*Problem to work on*: Transcribe the lines below verbatim, skipping the images.
- - -
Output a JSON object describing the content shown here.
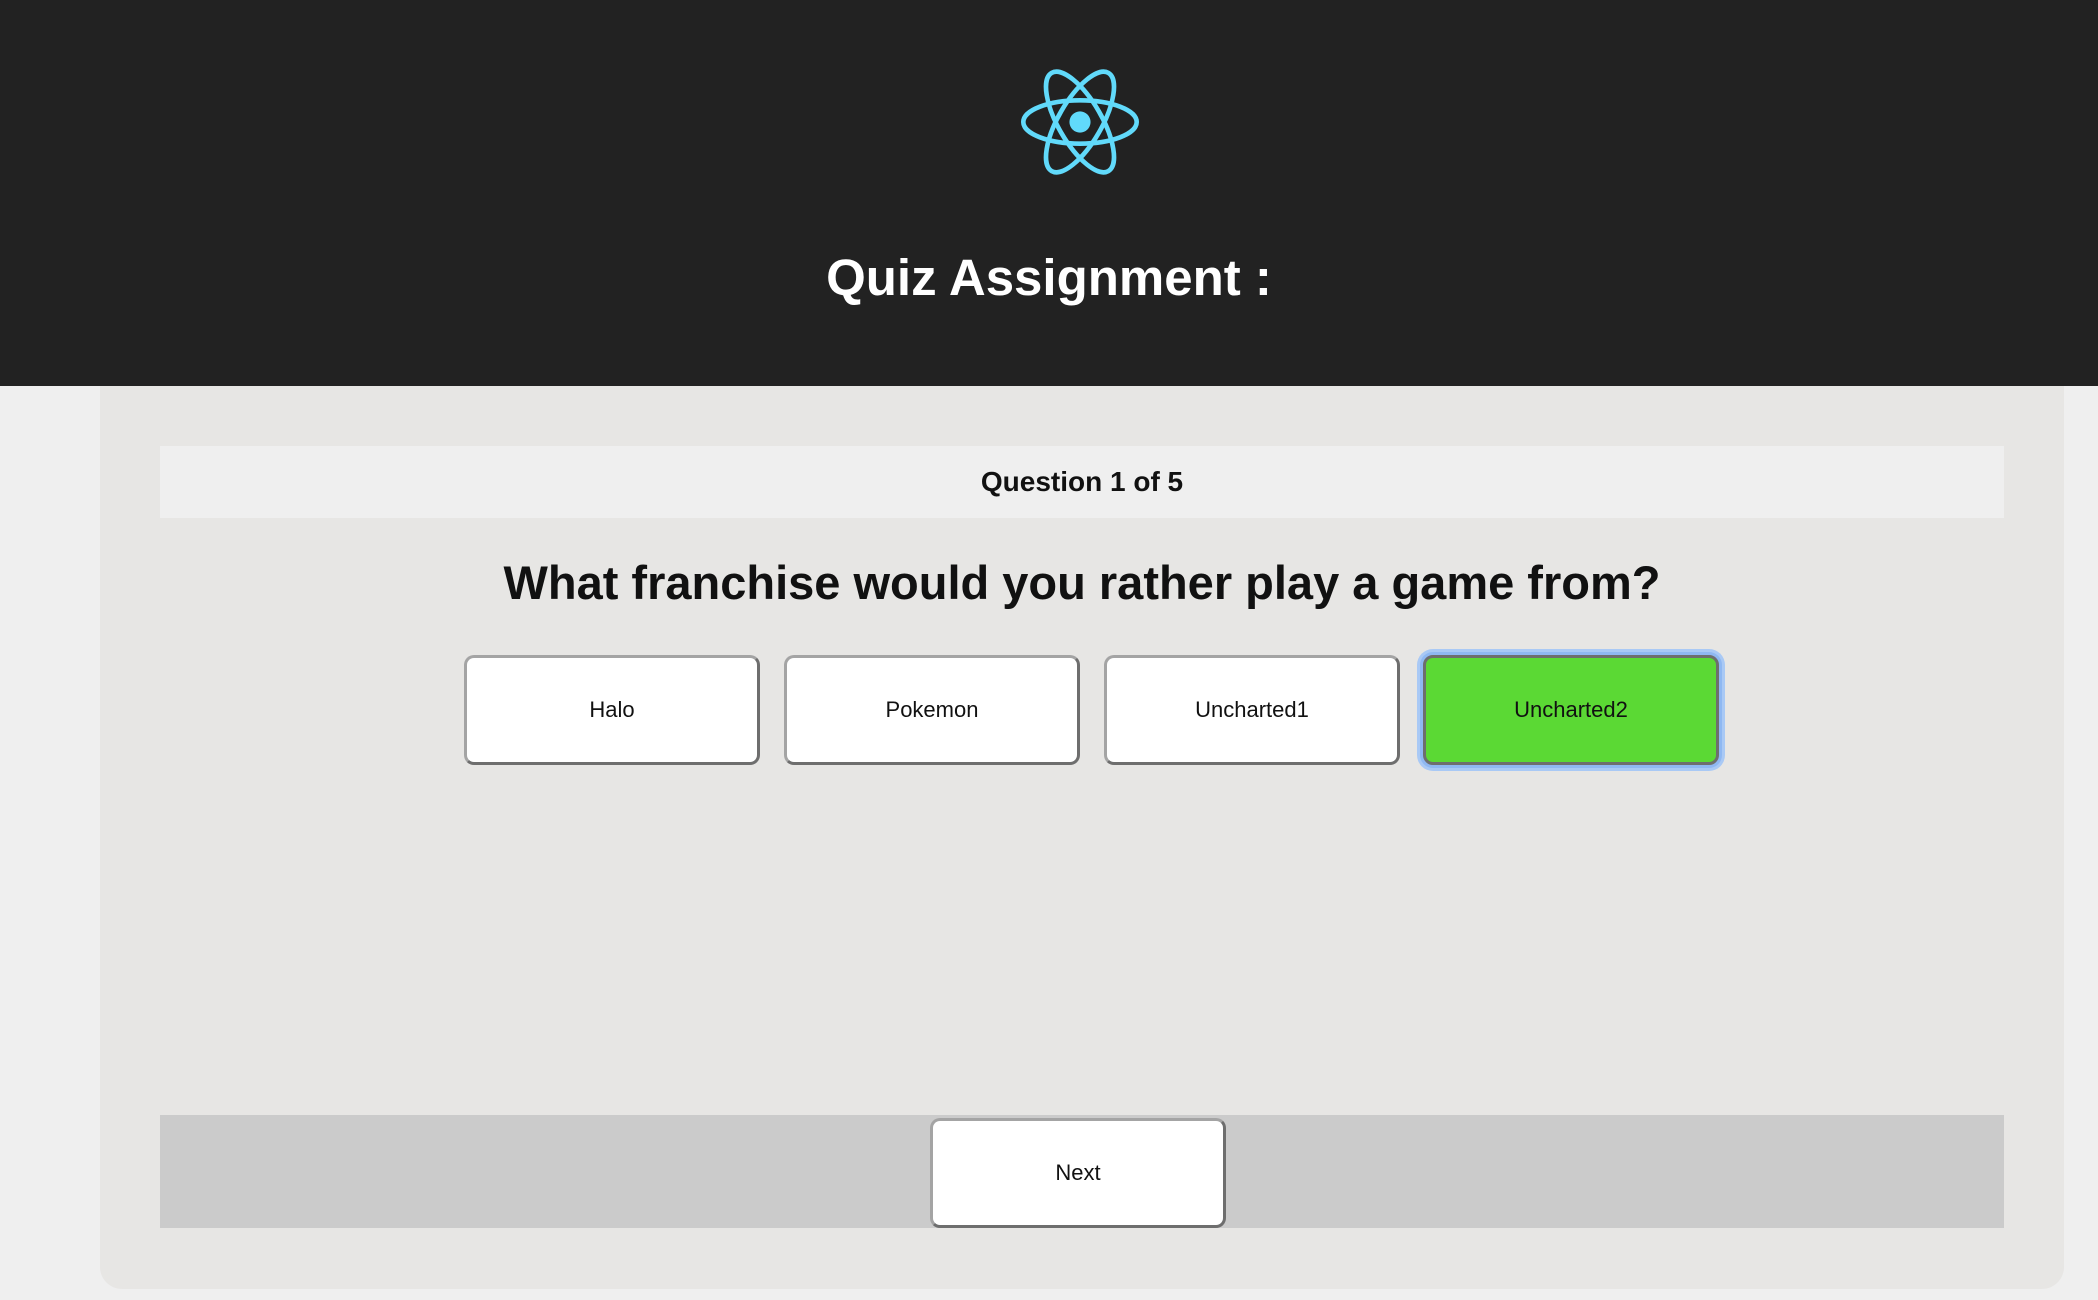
{
  "header": {
    "title": "Quiz Assignment :",
    "logo_icon": "react-atom-icon",
    "logo_color": "#61dafb",
    "background": "#222222"
  },
  "quiz": {
    "counter": "Question 1 of 5",
    "question": "What franchise would you rather play a game from?",
    "answers": [
      {
        "label": "Halo",
        "selected": false
      },
      {
        "label": "Pokemon",
        "selected": false
      },
      {
        "label": "Uncharted1",
        "selected": false
      },
      {
        "label": "Uncharted2",
        "selected": true
      }
    ],
    "selected_color": "#5bd934"
  },
  "footer": {
    "next_label": "Next"
  }
}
- - -
*Exercise result*:
Output a JSON object describing the content shown here.
{
  "header": {
    "title": "Quiz Assignment :",
    "logo_icon": "react-atom-icon",
    "logo_color": "#61dafb",
    "background": "#222222"
  },
  "quiz": {
    "counter": "Question 1 of 5",
    "question": "What franchise would you rather play a game from?",
    "answers": [
      {
        "label": "Halo",
        "selected": false
      },
      {
        "label": "Pokemon",
        "selected": false
      },
      {
        "label": "Uncharted1",
        "selected": false
      },
      {
        "label": "Uncharted2",
        "selected": true
      }
    ],
    "selected_color": "#5bd934"
  },
  "footer": {
    "next_label": "Next"
  }
}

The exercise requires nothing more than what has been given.